-- START Quoted passage --

I am trying to follow the computation of EKF presented in this paper http://citeseerx.ist.psu.edu/viewdoc/download;jsessionid=C9CB210A45F0D7ED5CA7DE174F1A5490?doi=10.1.1.681.8390&rep=rep1&type=pdf (p.16-18), with the only difference that my system state does not include the acceleration, so it is a $4×1$ matrix:
$$x_x(t) = \begin{bmatrix}
x(t) \\
v_x(t) \\
y(t) \\
v_y(t)
\end{bmatrix} $$
where $x(t)$ and $y(t)$ are the cartesian coordinates and $v_x(t)$ and $v_y(t)$ are the velocity components.
I have problem computing the State Estimate Update step (eq. 17 in the paper), where the measurement residual needs to be calculated. According to the paper, the State Estimate Update is:
$$\hat{x}_x(k^{+}) = \hat{x}_x(k^{-}) + K(k)[z_{z}(k)-h(\hat{x}_x(k^{-}))]$$
where
$$z_z(k) = \begin{bmatrix}
z_x(k) \\
z_y(k)

-- END Quoted passage --

Given instruction 1. For each statement about the EKF post, answer yes or no and quote the exact words from the post that decide it: (a) The poster's system state includes the acceleration. (b) The poster's state is a 4×1 matrix. (c) The poster has trouble with the State Estimate Update step.
Given instruction 2. Please carry on writing the EKF post from the point where it stops.
The rows play no part in what follows.

-- START Material shown --

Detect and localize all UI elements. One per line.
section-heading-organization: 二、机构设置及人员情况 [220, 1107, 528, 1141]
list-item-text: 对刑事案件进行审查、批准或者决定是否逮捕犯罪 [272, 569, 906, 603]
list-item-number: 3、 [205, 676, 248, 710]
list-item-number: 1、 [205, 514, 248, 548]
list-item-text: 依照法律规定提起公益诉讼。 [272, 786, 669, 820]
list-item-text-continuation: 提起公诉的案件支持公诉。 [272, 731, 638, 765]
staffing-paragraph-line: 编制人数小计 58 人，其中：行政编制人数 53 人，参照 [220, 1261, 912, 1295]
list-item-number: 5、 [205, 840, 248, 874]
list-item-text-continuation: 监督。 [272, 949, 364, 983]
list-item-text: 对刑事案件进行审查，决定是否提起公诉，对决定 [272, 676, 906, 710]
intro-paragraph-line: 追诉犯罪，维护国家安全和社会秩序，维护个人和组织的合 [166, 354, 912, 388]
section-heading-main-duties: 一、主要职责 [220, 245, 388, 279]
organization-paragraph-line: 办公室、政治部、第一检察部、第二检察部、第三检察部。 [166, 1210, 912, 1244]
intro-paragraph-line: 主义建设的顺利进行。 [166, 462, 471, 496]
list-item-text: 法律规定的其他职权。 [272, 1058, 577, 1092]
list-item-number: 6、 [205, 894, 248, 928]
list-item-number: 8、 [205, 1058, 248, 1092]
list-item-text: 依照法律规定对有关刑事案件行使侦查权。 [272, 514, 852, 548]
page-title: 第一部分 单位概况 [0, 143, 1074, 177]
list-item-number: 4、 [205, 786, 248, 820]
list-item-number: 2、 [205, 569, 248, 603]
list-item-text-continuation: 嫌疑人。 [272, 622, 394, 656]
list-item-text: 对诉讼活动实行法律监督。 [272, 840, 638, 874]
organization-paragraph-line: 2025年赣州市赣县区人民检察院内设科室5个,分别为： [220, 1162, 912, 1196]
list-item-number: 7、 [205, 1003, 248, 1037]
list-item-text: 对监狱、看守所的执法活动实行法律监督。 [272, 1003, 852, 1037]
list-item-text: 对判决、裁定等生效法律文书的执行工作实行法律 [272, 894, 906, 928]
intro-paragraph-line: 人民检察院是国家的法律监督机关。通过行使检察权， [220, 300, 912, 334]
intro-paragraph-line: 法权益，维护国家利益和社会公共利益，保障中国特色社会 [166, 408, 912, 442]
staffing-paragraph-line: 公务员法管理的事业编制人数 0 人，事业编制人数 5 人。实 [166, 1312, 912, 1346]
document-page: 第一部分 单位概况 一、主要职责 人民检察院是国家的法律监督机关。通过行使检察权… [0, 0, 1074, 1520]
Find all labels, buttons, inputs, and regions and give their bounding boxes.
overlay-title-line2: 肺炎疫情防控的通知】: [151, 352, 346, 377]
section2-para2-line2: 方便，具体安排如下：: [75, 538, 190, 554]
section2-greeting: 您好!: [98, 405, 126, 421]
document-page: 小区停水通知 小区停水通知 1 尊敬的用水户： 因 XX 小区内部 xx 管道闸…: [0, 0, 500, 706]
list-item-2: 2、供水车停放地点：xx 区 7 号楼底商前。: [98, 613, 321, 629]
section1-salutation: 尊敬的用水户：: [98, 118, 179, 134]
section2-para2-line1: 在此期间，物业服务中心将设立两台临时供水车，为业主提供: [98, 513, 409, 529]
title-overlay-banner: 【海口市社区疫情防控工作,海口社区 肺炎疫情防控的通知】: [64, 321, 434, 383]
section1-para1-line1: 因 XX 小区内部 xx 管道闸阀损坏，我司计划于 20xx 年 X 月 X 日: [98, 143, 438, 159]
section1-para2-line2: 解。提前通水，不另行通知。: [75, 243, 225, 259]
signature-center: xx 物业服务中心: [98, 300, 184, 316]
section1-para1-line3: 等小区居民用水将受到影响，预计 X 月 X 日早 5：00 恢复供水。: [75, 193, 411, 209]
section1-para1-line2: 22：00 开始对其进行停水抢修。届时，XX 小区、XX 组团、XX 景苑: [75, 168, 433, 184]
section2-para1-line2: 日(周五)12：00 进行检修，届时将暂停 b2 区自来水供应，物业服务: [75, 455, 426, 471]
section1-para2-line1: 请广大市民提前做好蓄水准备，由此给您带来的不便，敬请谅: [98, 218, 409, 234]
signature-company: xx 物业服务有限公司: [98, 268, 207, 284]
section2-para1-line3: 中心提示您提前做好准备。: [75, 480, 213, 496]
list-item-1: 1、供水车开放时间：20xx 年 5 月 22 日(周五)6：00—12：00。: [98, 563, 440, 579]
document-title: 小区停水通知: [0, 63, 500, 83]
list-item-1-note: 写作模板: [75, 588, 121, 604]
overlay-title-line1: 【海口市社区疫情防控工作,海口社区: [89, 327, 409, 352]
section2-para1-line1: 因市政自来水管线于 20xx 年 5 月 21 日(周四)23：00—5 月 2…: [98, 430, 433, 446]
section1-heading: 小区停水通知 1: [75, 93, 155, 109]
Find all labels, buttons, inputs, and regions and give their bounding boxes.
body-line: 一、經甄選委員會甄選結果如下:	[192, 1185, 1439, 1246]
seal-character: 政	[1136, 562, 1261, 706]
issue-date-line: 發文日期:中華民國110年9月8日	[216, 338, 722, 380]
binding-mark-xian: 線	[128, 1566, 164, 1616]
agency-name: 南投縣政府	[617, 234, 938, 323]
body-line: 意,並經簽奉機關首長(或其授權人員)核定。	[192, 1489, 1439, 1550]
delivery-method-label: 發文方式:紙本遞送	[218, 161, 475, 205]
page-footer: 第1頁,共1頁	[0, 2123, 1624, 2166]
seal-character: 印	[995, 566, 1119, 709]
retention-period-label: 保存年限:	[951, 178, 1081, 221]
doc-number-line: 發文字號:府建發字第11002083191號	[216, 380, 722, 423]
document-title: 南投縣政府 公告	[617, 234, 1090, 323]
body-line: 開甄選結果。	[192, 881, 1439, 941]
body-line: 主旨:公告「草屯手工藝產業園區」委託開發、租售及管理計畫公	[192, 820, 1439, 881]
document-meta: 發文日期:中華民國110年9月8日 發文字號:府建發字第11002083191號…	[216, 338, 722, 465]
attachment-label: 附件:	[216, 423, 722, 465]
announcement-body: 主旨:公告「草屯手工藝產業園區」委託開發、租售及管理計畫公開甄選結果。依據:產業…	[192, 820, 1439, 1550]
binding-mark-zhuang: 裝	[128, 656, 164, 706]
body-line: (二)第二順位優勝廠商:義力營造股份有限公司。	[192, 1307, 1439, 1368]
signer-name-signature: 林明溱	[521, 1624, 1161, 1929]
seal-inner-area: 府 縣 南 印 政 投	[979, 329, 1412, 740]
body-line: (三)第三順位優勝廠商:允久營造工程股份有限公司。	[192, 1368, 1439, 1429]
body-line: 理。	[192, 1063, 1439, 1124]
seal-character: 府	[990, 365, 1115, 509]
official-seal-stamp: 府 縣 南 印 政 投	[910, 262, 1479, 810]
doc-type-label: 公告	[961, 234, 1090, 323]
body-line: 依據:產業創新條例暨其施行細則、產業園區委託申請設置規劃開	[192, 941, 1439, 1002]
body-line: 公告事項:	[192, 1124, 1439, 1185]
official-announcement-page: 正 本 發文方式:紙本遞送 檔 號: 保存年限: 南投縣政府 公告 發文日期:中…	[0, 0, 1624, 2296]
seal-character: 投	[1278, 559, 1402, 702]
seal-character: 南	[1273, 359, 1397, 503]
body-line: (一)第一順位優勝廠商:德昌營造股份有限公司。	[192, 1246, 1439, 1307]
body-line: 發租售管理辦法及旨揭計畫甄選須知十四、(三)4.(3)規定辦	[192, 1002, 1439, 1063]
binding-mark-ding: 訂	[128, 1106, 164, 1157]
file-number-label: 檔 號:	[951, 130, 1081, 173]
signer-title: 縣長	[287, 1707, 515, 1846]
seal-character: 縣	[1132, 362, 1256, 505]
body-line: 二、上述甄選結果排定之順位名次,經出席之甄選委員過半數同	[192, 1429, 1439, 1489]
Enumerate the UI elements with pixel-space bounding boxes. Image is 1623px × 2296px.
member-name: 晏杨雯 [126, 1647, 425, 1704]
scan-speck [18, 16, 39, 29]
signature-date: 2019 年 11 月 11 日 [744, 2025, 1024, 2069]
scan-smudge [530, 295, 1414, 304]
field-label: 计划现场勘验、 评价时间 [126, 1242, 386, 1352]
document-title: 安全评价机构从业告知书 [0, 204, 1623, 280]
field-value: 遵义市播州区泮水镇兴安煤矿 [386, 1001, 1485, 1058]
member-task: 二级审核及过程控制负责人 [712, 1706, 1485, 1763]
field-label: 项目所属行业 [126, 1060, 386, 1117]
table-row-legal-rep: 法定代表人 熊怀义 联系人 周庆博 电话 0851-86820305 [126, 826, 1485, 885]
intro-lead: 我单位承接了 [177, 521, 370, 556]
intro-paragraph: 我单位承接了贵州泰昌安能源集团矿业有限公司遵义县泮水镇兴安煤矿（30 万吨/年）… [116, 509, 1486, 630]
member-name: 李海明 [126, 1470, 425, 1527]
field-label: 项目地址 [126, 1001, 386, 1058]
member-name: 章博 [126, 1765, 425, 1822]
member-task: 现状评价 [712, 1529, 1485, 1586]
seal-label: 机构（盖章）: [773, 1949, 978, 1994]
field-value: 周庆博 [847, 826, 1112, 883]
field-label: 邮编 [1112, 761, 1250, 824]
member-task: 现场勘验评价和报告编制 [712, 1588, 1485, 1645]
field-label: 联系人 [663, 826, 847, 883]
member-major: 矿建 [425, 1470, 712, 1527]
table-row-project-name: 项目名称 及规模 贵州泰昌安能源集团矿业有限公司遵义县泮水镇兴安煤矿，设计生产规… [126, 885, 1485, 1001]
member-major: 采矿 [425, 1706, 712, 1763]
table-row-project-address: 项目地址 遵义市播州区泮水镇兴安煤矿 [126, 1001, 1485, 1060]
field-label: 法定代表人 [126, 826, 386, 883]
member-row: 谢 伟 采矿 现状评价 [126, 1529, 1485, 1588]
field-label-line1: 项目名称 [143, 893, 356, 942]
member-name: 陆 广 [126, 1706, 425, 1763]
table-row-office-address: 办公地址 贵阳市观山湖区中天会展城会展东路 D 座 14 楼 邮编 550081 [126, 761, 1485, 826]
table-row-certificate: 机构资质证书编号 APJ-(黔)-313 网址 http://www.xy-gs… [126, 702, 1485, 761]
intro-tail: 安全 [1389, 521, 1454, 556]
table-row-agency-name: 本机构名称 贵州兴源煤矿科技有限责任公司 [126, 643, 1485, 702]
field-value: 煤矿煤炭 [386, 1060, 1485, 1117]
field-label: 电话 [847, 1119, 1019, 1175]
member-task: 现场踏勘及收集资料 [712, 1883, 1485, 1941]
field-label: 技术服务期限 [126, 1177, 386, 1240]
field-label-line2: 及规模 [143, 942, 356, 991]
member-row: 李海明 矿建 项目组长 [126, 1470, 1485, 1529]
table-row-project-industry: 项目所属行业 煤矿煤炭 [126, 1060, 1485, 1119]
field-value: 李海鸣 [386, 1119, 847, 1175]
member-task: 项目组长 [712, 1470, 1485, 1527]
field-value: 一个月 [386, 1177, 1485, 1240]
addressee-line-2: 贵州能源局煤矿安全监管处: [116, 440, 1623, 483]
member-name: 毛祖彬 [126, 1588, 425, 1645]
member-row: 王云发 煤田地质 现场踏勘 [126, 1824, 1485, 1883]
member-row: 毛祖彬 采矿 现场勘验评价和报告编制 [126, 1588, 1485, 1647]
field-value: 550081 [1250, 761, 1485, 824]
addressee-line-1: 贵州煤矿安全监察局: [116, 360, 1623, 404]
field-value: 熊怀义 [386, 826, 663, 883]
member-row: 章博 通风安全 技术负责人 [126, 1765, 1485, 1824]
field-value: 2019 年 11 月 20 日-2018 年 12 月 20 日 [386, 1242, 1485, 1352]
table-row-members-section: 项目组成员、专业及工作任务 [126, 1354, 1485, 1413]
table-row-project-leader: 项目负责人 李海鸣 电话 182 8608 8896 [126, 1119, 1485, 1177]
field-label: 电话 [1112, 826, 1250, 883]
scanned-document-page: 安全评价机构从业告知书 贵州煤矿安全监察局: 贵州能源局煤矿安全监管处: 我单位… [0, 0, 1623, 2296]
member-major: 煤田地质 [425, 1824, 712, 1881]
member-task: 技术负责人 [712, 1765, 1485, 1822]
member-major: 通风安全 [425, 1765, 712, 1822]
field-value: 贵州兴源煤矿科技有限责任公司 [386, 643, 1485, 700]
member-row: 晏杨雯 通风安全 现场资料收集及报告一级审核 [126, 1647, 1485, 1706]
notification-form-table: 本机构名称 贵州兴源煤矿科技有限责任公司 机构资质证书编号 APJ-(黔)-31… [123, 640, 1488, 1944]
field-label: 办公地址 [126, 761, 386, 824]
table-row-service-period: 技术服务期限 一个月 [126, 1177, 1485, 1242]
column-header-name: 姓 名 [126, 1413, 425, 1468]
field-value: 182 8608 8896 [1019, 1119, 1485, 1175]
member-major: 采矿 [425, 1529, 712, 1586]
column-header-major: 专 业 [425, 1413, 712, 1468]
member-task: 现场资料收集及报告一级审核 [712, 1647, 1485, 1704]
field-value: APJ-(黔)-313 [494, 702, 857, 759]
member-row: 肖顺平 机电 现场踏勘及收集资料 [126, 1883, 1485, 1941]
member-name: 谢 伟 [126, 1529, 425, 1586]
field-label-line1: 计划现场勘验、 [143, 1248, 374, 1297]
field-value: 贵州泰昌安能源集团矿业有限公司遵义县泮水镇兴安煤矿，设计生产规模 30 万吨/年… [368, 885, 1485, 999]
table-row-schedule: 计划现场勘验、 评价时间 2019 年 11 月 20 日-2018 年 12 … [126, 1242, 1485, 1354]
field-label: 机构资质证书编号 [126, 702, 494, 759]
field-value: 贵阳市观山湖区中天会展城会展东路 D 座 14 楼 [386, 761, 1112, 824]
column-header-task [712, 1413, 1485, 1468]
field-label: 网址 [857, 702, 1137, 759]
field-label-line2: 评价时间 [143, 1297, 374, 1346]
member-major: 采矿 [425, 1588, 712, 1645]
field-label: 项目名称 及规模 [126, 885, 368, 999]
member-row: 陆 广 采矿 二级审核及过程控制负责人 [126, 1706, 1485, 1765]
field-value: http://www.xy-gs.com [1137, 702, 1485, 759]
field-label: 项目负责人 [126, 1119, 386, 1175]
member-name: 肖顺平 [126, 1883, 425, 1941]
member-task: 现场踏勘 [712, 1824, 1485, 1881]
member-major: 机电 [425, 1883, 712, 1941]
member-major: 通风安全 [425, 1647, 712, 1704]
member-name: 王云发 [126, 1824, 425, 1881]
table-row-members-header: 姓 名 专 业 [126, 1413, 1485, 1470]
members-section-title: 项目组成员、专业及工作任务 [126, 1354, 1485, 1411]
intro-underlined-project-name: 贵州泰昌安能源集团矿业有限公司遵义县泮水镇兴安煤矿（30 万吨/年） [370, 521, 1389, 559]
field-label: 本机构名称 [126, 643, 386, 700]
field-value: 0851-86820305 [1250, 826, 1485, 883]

-- END Material shown --

Task output 1.
(a) No: "my system state does not include the acceleration"
(b) Yes: "so it is a $4×1$ matrix"
(c) Yes: "I have problem computing the State Estimate Update step (eq. 17 in the paper)"

Task output 2.
\end{bmatrix},
$$
where $z_x(k)$ and $z_y(k)$ are the measurements of $x$ and $y$ positions and
$$
h(x_x(k)) = \begin{bmatrix}
x(k) &0 &0 &0 \\
0 &0 &y(k) &0
\end{bmatrix}. $$
$K(k)$ is the Kalman Gain, which in my case is a $4×2$ matrix.
My question is, how do I subtract $h(\hat{x}_x(k^{-}))$ which is a $2×4$ matrix from $z_z(k)$, which is a $2×1$ matrix?
If I am not mistaken, the result of $K(k)[z_{z}(k)-h(\hat{x}_x(k^{-}))]$ needs to be a $4×1$ matrix so that I can later add it to the previous estimate $\hat{x}_x(k^{-})$, which is also $4×1$.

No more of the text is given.